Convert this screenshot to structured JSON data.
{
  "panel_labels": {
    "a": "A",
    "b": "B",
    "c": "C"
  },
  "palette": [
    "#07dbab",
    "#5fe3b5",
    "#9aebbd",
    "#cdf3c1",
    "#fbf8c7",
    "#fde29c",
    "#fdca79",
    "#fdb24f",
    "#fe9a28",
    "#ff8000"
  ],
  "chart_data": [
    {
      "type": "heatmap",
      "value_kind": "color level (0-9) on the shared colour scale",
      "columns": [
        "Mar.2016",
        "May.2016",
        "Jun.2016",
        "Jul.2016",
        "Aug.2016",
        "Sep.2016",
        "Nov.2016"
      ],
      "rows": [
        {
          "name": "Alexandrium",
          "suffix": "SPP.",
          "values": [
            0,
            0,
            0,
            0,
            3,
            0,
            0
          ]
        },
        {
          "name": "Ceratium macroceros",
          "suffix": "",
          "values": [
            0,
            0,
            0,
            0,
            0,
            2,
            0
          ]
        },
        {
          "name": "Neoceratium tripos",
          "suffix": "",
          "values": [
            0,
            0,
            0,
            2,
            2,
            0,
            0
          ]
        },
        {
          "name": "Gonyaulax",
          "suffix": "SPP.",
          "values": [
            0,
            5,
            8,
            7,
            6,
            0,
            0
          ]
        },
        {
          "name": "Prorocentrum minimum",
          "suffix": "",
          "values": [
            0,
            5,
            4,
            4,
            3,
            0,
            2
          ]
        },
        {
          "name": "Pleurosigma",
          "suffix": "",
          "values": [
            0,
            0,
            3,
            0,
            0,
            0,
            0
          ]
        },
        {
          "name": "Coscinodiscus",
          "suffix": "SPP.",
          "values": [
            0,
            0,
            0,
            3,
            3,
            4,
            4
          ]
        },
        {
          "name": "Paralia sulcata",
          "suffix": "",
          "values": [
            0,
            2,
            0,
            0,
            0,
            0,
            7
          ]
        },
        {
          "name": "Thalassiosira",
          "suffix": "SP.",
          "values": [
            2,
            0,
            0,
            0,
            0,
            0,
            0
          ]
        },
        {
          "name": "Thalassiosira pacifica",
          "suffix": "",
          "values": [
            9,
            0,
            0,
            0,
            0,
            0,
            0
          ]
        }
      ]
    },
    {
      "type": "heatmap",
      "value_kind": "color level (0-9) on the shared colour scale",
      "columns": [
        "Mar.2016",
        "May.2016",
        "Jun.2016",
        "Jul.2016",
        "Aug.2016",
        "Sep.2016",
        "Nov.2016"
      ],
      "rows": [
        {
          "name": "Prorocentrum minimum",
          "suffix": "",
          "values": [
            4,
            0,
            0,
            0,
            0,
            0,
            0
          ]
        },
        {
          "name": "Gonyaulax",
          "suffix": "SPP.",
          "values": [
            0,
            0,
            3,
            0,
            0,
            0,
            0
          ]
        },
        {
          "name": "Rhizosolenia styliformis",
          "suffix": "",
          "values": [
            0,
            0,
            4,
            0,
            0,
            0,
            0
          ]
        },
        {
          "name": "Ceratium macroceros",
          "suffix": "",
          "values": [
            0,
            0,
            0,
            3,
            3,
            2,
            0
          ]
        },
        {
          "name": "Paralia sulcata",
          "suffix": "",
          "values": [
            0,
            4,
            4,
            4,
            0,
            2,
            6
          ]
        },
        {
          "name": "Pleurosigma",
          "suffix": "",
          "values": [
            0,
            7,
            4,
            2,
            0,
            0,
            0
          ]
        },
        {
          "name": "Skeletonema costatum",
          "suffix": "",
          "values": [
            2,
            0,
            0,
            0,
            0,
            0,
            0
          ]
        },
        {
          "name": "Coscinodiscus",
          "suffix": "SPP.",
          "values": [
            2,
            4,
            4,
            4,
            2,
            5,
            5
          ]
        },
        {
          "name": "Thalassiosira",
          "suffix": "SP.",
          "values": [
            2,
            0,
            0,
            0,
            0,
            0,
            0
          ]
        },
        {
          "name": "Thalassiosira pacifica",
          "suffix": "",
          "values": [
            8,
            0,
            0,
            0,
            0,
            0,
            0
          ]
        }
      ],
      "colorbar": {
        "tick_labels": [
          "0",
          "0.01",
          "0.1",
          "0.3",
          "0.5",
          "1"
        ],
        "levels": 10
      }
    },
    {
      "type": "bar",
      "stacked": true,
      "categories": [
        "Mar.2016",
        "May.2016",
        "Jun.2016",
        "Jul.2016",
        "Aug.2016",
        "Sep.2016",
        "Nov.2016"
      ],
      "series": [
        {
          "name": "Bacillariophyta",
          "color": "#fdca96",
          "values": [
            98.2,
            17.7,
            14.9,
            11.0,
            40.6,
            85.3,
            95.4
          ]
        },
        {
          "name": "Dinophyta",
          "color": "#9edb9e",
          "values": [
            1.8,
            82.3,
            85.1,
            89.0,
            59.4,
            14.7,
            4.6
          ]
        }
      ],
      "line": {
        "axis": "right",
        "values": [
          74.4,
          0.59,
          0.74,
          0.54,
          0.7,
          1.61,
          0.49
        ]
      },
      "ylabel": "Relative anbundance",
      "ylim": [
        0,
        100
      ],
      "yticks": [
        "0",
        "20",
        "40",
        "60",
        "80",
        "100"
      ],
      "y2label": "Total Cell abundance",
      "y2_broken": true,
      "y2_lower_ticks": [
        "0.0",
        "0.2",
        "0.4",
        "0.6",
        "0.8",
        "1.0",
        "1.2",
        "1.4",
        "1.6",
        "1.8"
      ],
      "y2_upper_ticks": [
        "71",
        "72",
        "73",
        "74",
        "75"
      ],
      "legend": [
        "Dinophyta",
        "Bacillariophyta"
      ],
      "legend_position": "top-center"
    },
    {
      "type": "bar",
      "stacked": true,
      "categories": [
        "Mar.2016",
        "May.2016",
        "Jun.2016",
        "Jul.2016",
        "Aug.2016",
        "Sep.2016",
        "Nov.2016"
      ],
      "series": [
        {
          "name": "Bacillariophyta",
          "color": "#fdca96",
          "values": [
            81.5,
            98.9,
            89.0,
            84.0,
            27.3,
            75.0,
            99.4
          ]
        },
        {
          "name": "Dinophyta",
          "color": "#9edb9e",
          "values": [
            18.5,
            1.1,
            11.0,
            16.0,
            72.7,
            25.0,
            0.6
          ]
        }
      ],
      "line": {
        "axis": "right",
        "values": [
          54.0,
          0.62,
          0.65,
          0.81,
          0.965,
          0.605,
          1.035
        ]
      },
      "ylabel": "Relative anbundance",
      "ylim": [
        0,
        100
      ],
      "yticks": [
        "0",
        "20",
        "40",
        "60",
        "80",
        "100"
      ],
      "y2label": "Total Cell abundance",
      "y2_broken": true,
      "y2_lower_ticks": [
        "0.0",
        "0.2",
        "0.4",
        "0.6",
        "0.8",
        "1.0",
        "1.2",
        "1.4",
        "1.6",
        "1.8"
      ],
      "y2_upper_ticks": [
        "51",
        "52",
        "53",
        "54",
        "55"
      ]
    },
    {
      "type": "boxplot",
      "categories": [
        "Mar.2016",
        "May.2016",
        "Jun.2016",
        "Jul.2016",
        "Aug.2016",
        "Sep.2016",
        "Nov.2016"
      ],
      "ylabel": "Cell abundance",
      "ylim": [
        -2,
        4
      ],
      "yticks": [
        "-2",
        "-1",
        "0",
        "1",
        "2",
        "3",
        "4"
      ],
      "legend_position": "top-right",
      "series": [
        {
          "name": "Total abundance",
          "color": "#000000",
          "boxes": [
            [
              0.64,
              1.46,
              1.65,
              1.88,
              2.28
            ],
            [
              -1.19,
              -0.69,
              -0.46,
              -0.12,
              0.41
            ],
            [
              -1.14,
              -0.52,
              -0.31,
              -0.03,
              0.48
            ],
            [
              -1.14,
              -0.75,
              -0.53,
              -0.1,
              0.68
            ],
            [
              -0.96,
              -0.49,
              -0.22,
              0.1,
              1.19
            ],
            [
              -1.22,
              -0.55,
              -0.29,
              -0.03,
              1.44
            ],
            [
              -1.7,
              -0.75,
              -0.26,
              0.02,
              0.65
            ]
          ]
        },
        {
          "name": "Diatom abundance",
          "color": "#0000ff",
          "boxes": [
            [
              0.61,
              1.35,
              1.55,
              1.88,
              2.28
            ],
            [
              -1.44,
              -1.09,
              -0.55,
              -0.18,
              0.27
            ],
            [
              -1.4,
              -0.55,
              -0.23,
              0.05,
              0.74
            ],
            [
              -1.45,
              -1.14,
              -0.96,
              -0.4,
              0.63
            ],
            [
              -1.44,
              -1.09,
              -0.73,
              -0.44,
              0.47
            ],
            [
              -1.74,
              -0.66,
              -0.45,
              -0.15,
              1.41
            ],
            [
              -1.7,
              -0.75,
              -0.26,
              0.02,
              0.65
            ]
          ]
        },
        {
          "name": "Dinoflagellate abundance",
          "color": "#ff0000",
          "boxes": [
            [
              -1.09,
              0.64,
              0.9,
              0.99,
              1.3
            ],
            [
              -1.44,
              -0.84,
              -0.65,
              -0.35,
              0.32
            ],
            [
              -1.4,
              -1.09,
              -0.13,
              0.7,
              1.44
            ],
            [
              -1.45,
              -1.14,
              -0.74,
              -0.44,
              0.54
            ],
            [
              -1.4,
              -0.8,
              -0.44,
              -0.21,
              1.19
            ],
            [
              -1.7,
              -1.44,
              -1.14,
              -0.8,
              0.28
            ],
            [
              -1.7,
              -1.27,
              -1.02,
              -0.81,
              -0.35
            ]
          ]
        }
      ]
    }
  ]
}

+---+

● **Do this**: Tally the lines in the entries above that hold the word "abundance". Reply with nothing but that count.

● **Solution for this problem**: 6